--- Document excerpt ---

Powder River’s Appalachian Trail Journey from Georgia to Maine 2008

Archive for Tennessee/North Carolina

The Overmountain Boys

Day 40
Location: Apple House Shelter, TN
Miles hiked today: 14.3
Miles from Springer: 385
Miles from Katahdin: 1789
Elevation: 3,000′

First and foremost, Happy Mother’s Day Mom! I tried calling, I swear. They don’t make too many AT&T towers down here!

In 1780, the “Overmountain Militia” composed of men from North Carolina, Virginia and what is now Tennessee crossed Yellow Mountain Gap in snow that was “shoe mouth deep” (We think this means the top of the shoe) on September 25, and marched another 170 miles to King’s Mountain. The militia provided their own horses, provisions and arms, and travelled without a single wagon. Once at King’s Mountain, Americans fought Americans in a bloody and decisive chapter of the American Revolution. The British Loyalists were defeated, mostly because they were surrounded, but also because they were on top of a hill, and firing downhill upon the patriots most of their shots went high.

I crossed Yellow Mountain Gap today. I am also fortunate to have visited King’s Mountain, so I was pretty excited about it. King’s Mountain is right off of I-84 just as you cross into Georgia, and I highly recommend going.

Today was such an unbelievable day, I don’t know where to begin. I started the day at over 6,200 feet, in the middle of a cloud. The shelter on Roan is really nice, in that it has four walls and a door. It was easy to sleep in because there was very little light coming in, so we didn’t get started until late. Once off of Roan Mountain, the trail crosses Carver Gap and then takes you on a full day’s hike of balds and ridges that are collectively known as the Roan Highlands. It is an awesome and unbelievable country! Entire mountaintops are covered with grass and rocks, and you can see the route of the trail for miles and miles as it follows the ridge.

That is, when you can see more than a few feet in front of you. I experienced every kind of weather today. I started out inside a cloud, with high winds. Pretty soon it was thundering and there was lightning, and then a heavy rain. Not long after that, it was sunny. Soon after that, it was hailing, and then raining again. At times, there was rain and sunshine at the same time. Suffice it to say I saw quite a show today. I could not see off of the first couple of balds, but once I was up on Little Hump and Hump Mountains I could see for 100 miles or more. I could see the rain coming long before it would reach where I was, which only took about 5 minutes for it to travel that far. This would be repeated, as it would clear in between each shower. The whole time up on the ridge, I was buffetted by gale-force winds. Every second step was a step to brace myself against the wind on the high ridge.

At one point, I heard this very loud sound that sounded like an approaching jet or freight train. It got louder and louder, and was coming from my right. I look in that direction, and suddenly I see the branches of the trees all bend in my direction, and a split second later I am hit with a gust so powerful that it nearly knocked me over.

--- Set task 1 ---
Please render the stretch of the records from their first line through the line containing "row-label-land-rights-status: 土地权利状况: [91, 434, 214, 486]" as a Markdown table with the columns Number and Record line, leaving out any blank lines.
The records below are unrelated to the trail journal entry.

--- Source data ---
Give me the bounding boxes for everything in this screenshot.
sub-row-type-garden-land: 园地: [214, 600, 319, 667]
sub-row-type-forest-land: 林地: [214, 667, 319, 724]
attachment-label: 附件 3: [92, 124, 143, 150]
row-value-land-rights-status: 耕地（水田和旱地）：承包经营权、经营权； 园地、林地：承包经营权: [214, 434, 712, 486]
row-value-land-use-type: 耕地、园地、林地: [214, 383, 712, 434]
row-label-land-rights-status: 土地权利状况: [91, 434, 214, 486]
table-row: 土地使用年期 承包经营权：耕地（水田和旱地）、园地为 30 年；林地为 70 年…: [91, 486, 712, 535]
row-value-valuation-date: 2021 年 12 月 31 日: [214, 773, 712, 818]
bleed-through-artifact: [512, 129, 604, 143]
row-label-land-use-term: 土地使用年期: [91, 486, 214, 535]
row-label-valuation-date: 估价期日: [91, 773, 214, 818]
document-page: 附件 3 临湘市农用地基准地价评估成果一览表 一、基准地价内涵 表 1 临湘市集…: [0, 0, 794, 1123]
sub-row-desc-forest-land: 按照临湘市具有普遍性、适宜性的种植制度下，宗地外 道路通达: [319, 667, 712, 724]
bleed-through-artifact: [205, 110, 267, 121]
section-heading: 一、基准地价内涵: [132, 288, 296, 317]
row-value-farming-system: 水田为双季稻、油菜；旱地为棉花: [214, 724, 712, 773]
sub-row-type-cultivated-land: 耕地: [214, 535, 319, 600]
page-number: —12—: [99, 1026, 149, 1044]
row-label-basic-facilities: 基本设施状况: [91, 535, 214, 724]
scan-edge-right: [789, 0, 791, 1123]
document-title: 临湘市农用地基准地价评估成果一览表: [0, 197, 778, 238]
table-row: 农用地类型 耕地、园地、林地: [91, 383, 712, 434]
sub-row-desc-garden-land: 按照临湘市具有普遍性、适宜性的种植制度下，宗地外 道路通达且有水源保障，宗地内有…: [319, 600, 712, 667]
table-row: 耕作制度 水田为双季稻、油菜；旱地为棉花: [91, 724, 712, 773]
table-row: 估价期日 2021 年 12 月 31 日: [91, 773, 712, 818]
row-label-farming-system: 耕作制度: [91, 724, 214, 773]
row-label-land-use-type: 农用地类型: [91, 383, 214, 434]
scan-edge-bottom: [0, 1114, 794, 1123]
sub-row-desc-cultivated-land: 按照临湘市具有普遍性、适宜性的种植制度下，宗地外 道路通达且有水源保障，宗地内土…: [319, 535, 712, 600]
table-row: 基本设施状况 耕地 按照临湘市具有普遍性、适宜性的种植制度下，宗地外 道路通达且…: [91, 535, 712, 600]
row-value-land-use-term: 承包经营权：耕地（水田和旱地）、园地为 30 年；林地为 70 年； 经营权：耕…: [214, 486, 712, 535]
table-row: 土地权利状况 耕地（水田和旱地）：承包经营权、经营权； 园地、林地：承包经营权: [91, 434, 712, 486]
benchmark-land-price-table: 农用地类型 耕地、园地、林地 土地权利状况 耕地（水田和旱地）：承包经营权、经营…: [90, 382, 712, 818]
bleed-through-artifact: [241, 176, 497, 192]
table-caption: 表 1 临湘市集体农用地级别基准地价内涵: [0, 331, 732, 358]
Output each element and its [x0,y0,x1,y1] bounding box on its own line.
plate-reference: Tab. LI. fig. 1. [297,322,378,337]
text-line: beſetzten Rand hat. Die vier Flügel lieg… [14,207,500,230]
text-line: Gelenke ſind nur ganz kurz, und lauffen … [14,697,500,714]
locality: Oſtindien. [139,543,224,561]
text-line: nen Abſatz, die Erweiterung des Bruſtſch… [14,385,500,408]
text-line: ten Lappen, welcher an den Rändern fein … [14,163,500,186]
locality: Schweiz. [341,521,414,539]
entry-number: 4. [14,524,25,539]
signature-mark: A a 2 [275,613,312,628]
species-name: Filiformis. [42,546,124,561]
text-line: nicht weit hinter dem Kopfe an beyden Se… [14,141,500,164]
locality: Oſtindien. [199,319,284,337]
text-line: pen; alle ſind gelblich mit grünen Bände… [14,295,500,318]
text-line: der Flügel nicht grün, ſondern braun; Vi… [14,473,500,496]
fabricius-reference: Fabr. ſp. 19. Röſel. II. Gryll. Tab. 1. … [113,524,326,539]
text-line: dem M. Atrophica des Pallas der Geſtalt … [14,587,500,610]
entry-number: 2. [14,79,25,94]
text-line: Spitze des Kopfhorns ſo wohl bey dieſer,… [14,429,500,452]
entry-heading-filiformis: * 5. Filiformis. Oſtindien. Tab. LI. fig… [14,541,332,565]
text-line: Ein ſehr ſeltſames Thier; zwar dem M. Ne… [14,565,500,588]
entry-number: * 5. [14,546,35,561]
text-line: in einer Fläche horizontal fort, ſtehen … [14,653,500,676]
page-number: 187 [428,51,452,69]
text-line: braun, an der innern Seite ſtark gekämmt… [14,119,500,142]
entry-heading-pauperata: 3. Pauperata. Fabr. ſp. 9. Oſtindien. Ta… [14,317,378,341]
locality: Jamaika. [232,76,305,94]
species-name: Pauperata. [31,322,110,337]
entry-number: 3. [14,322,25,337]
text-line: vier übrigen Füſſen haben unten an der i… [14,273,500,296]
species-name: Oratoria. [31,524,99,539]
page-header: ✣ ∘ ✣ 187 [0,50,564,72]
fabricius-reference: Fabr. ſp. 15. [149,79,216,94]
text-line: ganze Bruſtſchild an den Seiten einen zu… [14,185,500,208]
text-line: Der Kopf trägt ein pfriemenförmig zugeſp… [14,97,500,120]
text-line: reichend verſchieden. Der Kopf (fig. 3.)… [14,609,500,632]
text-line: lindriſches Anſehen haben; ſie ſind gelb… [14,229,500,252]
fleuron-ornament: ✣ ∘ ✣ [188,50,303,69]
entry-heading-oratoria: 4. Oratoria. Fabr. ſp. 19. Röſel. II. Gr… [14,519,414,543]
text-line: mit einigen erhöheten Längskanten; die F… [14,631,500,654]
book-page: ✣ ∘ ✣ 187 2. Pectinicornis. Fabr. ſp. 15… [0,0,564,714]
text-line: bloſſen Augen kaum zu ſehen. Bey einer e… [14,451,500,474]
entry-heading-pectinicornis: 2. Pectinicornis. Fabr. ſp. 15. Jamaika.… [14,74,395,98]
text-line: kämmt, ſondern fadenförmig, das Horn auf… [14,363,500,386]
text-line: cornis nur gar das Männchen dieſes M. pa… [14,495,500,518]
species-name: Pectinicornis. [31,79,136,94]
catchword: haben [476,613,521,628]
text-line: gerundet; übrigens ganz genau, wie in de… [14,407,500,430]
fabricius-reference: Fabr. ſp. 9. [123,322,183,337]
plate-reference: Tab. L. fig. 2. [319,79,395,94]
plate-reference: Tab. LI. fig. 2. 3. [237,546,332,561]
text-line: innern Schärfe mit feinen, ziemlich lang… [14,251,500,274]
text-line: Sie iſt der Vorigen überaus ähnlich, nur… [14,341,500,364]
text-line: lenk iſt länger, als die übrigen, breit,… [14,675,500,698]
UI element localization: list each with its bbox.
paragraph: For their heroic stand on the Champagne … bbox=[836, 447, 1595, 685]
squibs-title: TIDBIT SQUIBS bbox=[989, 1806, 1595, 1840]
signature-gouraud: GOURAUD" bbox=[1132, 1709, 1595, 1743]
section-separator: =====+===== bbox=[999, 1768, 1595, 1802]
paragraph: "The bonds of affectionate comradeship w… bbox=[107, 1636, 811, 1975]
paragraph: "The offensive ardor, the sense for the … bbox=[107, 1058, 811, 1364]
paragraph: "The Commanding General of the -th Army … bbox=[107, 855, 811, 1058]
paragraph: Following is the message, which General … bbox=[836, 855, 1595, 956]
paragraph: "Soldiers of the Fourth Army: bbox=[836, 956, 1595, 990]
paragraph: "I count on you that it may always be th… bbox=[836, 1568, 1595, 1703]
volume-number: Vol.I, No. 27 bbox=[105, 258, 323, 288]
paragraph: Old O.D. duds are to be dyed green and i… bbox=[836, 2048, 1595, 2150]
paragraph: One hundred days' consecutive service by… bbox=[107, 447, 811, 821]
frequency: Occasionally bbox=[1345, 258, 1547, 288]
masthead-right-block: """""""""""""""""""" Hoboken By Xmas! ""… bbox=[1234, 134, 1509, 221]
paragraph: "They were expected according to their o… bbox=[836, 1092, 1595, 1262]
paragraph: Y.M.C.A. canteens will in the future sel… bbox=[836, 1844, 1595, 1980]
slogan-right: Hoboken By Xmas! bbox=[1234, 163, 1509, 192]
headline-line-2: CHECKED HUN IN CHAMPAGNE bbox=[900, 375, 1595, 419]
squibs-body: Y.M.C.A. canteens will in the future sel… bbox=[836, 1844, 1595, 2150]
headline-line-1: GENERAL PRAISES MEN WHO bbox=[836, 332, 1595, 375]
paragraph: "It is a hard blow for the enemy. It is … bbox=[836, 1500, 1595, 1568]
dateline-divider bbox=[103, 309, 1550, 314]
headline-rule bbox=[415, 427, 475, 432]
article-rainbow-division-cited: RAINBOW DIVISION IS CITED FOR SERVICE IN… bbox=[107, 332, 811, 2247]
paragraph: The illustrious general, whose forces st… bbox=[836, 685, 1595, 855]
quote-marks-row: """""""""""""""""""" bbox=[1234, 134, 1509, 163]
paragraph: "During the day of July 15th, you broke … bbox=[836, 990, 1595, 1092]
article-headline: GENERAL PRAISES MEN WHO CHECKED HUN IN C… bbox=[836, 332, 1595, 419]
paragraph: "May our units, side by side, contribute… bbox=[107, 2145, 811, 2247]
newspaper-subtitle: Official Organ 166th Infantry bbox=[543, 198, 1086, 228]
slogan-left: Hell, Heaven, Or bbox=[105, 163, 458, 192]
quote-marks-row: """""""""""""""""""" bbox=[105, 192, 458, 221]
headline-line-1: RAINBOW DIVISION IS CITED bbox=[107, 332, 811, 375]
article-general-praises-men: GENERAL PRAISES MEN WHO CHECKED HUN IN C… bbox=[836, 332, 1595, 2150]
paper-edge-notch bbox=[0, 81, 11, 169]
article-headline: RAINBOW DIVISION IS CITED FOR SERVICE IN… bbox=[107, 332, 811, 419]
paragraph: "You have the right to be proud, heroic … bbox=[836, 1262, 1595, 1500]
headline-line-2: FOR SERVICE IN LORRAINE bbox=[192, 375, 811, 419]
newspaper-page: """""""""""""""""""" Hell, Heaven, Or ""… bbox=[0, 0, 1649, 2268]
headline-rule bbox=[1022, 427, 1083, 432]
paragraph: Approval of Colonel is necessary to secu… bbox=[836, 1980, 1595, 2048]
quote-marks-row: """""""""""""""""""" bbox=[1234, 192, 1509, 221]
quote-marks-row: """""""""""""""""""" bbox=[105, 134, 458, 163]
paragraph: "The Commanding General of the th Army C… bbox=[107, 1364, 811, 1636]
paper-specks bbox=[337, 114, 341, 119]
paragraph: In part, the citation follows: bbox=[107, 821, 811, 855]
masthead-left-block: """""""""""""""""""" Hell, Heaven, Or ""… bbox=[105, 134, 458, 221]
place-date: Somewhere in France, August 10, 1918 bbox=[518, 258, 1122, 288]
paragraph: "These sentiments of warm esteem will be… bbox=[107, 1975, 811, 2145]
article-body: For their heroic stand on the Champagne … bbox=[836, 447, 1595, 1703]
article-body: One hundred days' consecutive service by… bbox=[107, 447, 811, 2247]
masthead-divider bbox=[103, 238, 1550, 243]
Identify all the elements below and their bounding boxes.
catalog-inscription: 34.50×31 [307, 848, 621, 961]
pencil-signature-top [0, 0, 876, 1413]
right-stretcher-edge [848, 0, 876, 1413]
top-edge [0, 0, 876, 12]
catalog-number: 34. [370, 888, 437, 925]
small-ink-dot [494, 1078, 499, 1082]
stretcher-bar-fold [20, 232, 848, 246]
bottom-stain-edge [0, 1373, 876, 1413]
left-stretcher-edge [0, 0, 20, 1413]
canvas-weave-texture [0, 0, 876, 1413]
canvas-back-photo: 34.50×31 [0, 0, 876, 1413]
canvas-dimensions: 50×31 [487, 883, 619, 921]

--- Set task 2 ---
According to the trail journal entry, in what year did the Overmountain Militia cross Yellow Mountain Gap?

--- Exercise solution 1 ---
| Number | Record line |
|---|---|
| 1 | Give me the bounding boxes for everything in this screenshot. |
| 2 | sub-row-type-garden-land: 园地: [214, 600, 319, 667] |
| 3 | sub-row-type-forest-land: 林地: [214, 667, 319, 724] |
| 4 | attachment-label: 附件 3: [92, 124, 143, 150] |
| 5 | row-value-land-rights-status: 耕地（水田和旱地）：承包经营权、经营权； 园地、林地：承包经营权: [214, 434, 712, 486] |
| 6 | row-value-land-use-type: 耕地、园地、林地: [214, 383, 712, 434] |
| 7 | row-label-land-rights-status: 土地权利状况: [91, 434, 214, 486] |

--- Exercise solution 2 ---
1780